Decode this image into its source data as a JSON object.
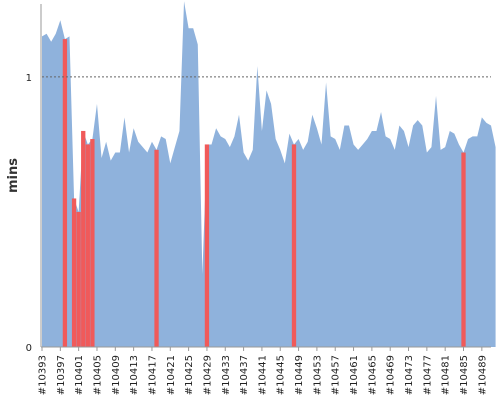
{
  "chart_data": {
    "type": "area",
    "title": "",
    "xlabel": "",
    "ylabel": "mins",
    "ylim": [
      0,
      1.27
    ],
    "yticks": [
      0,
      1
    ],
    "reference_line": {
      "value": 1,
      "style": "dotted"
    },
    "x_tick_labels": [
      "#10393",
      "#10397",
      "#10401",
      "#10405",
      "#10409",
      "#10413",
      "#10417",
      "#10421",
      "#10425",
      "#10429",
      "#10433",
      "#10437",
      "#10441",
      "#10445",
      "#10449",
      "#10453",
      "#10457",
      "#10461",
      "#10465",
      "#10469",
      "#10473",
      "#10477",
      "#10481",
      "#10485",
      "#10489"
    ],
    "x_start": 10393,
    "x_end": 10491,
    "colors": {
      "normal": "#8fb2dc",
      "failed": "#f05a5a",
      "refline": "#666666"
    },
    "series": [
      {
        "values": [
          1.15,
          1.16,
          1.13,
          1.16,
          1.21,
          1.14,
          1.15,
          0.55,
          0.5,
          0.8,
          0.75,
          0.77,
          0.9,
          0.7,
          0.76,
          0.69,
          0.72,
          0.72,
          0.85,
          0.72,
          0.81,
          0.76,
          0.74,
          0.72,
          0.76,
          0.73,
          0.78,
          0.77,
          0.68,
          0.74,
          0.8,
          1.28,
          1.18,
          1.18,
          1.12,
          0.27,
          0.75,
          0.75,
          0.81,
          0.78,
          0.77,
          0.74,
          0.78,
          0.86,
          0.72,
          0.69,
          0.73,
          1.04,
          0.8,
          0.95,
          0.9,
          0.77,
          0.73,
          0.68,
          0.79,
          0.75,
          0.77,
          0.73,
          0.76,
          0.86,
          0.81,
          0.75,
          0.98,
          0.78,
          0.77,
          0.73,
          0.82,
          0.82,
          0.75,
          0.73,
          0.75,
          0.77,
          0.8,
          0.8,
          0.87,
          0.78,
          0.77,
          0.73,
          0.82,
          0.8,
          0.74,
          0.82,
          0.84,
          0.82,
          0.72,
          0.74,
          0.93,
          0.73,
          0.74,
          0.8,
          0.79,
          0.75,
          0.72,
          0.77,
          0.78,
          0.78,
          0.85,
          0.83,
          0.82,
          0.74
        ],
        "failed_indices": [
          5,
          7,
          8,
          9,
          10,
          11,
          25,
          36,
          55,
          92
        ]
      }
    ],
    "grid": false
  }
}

════════

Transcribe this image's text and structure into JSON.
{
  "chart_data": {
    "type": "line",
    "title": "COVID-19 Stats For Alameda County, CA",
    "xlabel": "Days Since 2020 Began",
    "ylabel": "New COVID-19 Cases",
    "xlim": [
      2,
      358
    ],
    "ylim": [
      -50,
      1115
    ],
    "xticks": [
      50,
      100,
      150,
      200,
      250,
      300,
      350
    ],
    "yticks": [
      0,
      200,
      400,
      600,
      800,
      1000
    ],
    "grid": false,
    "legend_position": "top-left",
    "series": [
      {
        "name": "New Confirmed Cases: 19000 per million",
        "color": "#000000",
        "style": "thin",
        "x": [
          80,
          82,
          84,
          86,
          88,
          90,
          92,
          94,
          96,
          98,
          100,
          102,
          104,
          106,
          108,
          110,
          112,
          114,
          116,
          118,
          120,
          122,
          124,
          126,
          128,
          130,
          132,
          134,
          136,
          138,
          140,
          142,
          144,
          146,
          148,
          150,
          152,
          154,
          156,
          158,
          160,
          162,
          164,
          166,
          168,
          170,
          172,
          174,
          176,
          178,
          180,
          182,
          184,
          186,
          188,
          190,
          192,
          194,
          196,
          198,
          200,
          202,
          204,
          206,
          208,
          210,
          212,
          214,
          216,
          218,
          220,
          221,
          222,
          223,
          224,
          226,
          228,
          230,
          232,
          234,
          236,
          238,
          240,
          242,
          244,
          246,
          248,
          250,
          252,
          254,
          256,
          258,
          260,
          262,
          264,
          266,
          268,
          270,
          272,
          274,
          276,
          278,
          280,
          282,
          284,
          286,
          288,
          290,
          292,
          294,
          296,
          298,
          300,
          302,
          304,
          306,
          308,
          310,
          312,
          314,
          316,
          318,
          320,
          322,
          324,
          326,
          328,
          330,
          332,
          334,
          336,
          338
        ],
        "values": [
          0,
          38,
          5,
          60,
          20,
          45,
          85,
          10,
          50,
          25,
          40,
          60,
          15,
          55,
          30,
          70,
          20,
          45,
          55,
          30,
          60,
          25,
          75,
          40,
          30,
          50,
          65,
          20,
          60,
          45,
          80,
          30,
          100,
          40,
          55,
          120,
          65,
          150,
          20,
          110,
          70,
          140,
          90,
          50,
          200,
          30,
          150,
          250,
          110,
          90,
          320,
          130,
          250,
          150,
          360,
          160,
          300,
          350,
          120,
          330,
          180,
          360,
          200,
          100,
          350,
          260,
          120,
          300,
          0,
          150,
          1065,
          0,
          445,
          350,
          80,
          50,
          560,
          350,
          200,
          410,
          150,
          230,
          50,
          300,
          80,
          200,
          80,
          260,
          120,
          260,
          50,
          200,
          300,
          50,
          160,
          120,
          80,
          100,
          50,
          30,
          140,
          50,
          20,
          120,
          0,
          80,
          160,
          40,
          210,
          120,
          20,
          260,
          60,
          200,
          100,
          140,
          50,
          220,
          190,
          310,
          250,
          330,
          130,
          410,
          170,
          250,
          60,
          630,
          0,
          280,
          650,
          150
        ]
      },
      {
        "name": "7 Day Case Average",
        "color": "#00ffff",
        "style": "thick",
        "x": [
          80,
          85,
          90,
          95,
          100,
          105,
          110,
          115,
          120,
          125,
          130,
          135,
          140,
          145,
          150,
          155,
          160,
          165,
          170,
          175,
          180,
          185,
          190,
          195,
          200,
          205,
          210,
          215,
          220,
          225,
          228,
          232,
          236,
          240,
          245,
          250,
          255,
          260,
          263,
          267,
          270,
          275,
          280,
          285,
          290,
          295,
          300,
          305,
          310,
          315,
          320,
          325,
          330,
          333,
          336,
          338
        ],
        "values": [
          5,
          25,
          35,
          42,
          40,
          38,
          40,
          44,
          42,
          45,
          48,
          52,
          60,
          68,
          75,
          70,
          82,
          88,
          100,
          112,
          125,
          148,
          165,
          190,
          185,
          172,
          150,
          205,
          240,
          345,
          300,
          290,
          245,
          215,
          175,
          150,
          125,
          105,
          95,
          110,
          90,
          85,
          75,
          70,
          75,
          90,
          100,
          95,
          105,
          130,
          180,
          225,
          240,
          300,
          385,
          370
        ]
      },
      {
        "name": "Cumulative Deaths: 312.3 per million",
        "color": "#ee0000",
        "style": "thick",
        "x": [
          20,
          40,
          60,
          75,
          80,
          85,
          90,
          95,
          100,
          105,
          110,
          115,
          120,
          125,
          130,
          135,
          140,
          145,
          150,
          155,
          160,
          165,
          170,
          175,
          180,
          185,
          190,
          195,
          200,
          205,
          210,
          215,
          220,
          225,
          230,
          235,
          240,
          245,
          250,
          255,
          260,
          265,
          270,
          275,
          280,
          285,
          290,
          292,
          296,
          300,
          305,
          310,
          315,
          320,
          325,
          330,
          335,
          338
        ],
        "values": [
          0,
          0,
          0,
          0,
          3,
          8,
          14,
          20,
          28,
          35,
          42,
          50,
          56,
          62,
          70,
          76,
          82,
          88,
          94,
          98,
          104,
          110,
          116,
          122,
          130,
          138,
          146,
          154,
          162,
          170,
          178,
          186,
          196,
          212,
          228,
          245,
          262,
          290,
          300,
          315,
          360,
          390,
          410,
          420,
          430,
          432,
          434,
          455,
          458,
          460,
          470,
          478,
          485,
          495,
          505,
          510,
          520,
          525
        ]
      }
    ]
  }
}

════════

(Problem to solve)
Across the data above, how many lines include the word "into"? Give only the count.

(Task response)
2